§ Work instructions: Each record that follows should be repeated exactly, minus any images.

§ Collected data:
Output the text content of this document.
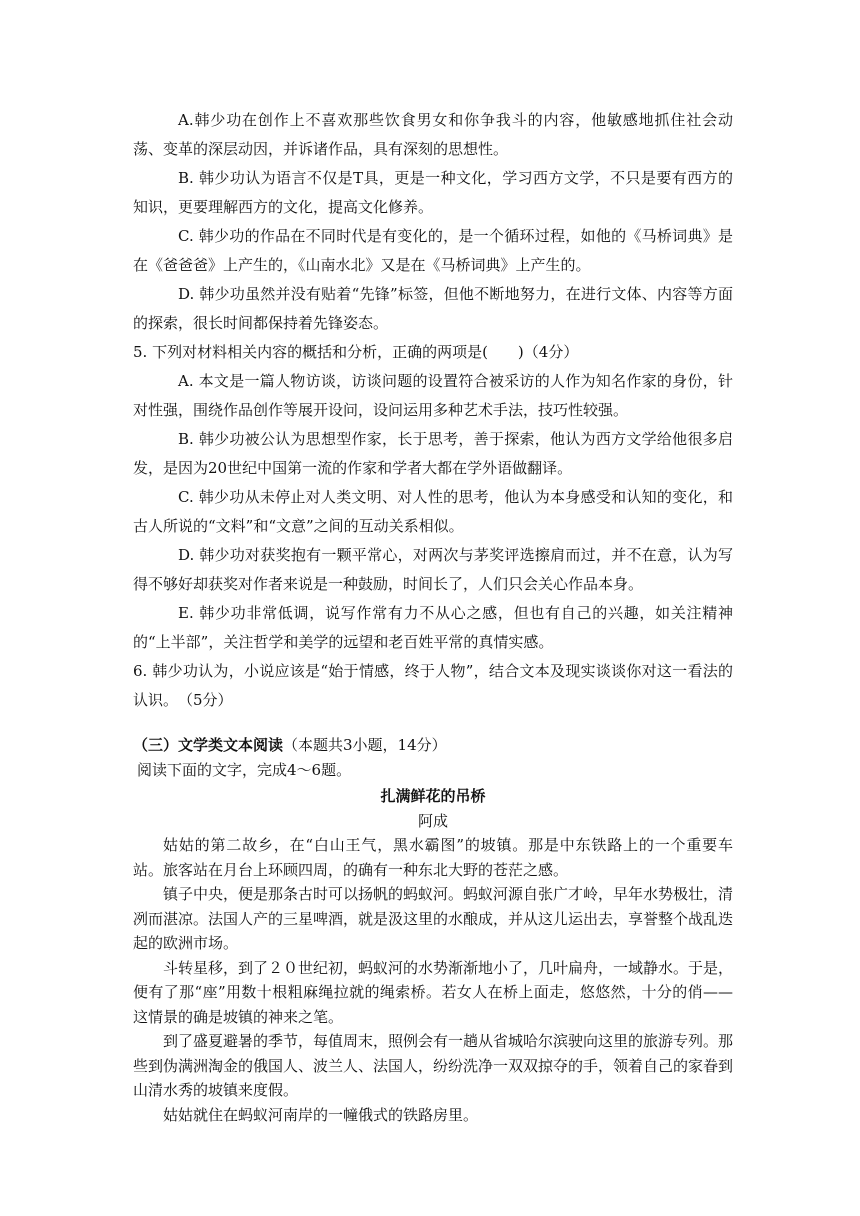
A.韩少功在创作上不喜欢那些饮食男女和你争我斗的内容，他敏感地抓住社会动荡、变革的深层动因，并诉诸作品，具有深刻的思想性。

B. 韩少功认为语言不仅是T具，更是一种文化，学习西方文学，不只是要有西方的知识，更要理解西方的文化，提高文化修养。

C. 韩少功的作品在不同时代是有变化的，是一个循环过程，如他的《马桥词典》是在《爸爸爸》上产生的，《山南水北》又是在《马桥词典》上产生的。

D. 韩少功虽然并没有贴着“先锋”标签，但他不断地努力，在进行文体、内容等方面的探索，很长时间都保持着先锋姿态。

5. 下列对材料相关内容的概括和分析，正确的两项是(　　)（4分）

A. 本文是一篇人物访谈，访谈问题的设置符合被采访的人作为知名作家的身份，针对性强，围绕作品创作等展开设问，设问运用多种艺术手法，技巧性较强。

B. 韩少功被公认为思想型作家，长于思考，善于探索，他认为西方文学给他很多启发，是因为20世纪中国第一流的作家和学者大都在学外语做翻译。

C. 韩少功从未停止对人类文明、对人性的思考，他认为本身感受和认知的变化，和古人所说的“文料”和“文意”之间的互动关系相似。

D. 韩少功对获奖抱有一颗平常心，对两次与茅奖评选擦肩而过，并不在意，认为写得不够好却获奖对作者来说是一种鼓励，时间长了，人们只会关心作品本身。

E. 韩少功非常低调，说写作常有力不从心之感，但也有自己的兴趣，如关注精神的“上半部”，关注哲学和美学的远望和老百姓平常的真情实感。

6. 韩少功认为，小说应该是“始于情感，终于人物”，结合文本及现实谈谈你对这一看法的认识。　（5分）

（三）文学类文本阅读（本题共3小题，14分）

阅读下面的文字，完成4～6题。

扎满鲜花的吊桥

阿成

姑姑的第二故乡，在“白山王气，黑水霸图”的坡镇。那是中东铁路上的一个重要车站。旅客站在月台上环顾四周，的确有一种东北大野的苍茫之感。

镇子中央，便是那条古时可以扬帆的蚂蚁河。蚂蚁河源自张广才岭，早年水势极壮，清冽而湛凉。法国人产的三星啤酒，就是汲这里的水酿成，并从这儿运出去，享誉整个战乱迭起的欧洲市场。

斗转星移，到了２０世纪初，蚂蚁河的水势渐渐地小了，几叶扁舟，一域静水。于是，便有了那“座”用数十根粗麻绳拉就的绳索桥。若女人在桥上面走，悠悠然，十分的俏——这情景的确是坡镇的神来之笔。

到了盛夏避暑的季节，每值周末，照例会有一趟从省城哈尔滨驶向这里的旅游专列。那些到伪满洲淘金的俄国人、波兰人、法国人，纷纷洗净一双双掠夺的手，领着自己的家眷到山清水秀的坡镇来度假。

姑姑就住在蚂蚁河南岸的一幢俄式的铁路房里。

§ Output of the task:
Output the text content of this document.
A.韩少功在创作上不喜欢那些饮食男女和你争我斗的内容，他敏感地抓住社会动荡、变革的深层动因，并诉诸作品，具有深刻的思想性。

B. 韩少功认为语言不仅是T具，更是一种文化，学习西方文学，不只是要有西方的知识，更要理解西方的文化，提高文化修养。

C. 韩少功的作品在不同时代是有变化的，是一个循环过程，如他的《马桥词典》是在《爸爸爸》上产生的，《山南水北》又是在《马桥词典》上产生的。

D. 韩少功虽然并没有贴着“先锋”标签，但他不断地努力，在进行文体、内容等方面的探索，很长时间都保持着先锋姿态。

5. 下列对材料相关内容的概括和分析，正确的两项是(　　)（4分）

A. 本文是一篇人物访谈，访谈问题的设置符合被采访的人作为知名作家的身份，针对性强，围绕作品创作等展开设问，设问运用多种艺术手法，技巧性较强。

B. 韩少功被公认为思想型作家，长于思考，善于探索，他认为西方文学给他很多启发，是因为20世纪中国第一流的作家和学者大都在学外语做翻译。

C. 韩少功从未停止对人类文明、对人性的思考，他认为本身感受和认知的变化，和古人所说的“文料”和“文意”之间的互动关系相似。

D. 韩少功对获奖抱有一颗平常心，对两次与茅奖评选擦肩而过，并不在意，认为写得不够好却获奖对作者来说是一种鼓励，时间长了，人们只会关心作品本身。

E. 韩少功非常低调，说写作常有力不从心之感，但也有自己的兴趣，如关注精神的“上半部”，关注哲学和美学的远望和老百姓平常的真情实感。

6. 韩少功认为，小说应该是“始于情感，终于人物”，结合文本及现实谈谈你对这一看法的认识。　（5分）

（三）文学类文本阅读（本题共3小题，14分）

阅读下面的文字，完成4～6题。

扎满鲜花的吊桥

阿成

姑姑的第二故乡，在“白山王气，黑水霸图”的坡镇。那是中东铁路上的一个重要车站。旅客站在月台上环顾四周，的确有一种东北大野的苍茫之感。

镇子中央，便是那条古时可以扬帆的蚂蚁河。蚂蚁河源自张广才岭，早年水势极壮，清冽而湛凉。法国人产的三星啤酒，就是汲这里的水酿成，并从这儿运出去，享誉整个战乱迭起的欧洲市场。

斗转星移，到了２０世纪初，蚂蚁河的水势渐渐地小了，几叶扁舟，一域静水。于是，便有了那“座”用数十根粗麻绳拉就的绳索桥。若女人在桥上面走，悠悠然，十分的俏——这情景的确是坡镇的神来之笔。

到了盛夏避暑的季节，每值周末，照例会有一趟从省城哈尔滨驶向这里的旅游专列。那些到伪满洲淘金的俄国人、波兰人、法国人，纷纷洗净一双双掠夺的手，领着自己的家眷到山清水秀的坡镇来度假。

姑姑就住在蚂蚁河南岸的一幢俄式的铁路房里。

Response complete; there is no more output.